# [Extracted data]

★ ★ ★ ★

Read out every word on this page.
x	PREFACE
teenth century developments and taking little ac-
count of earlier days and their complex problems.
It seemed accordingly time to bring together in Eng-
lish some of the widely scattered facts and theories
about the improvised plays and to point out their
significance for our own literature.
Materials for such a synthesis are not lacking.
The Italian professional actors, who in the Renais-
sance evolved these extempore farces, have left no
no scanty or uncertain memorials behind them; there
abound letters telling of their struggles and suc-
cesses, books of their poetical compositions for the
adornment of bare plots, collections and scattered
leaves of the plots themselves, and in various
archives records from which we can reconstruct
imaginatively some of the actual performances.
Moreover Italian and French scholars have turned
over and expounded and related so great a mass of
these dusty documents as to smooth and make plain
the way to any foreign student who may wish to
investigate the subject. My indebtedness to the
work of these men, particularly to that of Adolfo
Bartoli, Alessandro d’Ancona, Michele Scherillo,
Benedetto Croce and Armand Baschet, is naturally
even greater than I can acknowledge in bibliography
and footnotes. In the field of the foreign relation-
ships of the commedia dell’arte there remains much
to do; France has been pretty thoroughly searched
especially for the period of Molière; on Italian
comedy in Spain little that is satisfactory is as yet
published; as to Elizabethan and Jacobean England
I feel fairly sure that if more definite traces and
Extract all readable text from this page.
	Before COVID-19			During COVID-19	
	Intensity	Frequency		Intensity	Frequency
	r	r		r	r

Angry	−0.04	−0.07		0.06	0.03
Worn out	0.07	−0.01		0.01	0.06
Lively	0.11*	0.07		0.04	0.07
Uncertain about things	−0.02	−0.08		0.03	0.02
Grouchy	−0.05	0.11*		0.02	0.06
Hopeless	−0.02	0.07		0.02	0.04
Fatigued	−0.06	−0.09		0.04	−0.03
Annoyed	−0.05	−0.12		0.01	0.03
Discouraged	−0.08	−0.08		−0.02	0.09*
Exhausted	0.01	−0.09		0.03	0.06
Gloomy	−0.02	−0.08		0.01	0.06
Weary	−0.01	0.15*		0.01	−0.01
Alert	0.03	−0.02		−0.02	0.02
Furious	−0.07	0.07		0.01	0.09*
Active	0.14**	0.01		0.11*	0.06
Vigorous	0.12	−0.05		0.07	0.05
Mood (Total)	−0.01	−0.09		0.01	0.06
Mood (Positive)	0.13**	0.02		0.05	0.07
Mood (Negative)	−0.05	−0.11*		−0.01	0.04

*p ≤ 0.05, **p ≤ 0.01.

★ ★ ★ ★

# [What is expected]
Find the word "there" in the material, then list each line that holds it.

# [Response to this exercise]
no scanty or uncertain memorials behind them; there
ships of the commedia dell’arte there remains much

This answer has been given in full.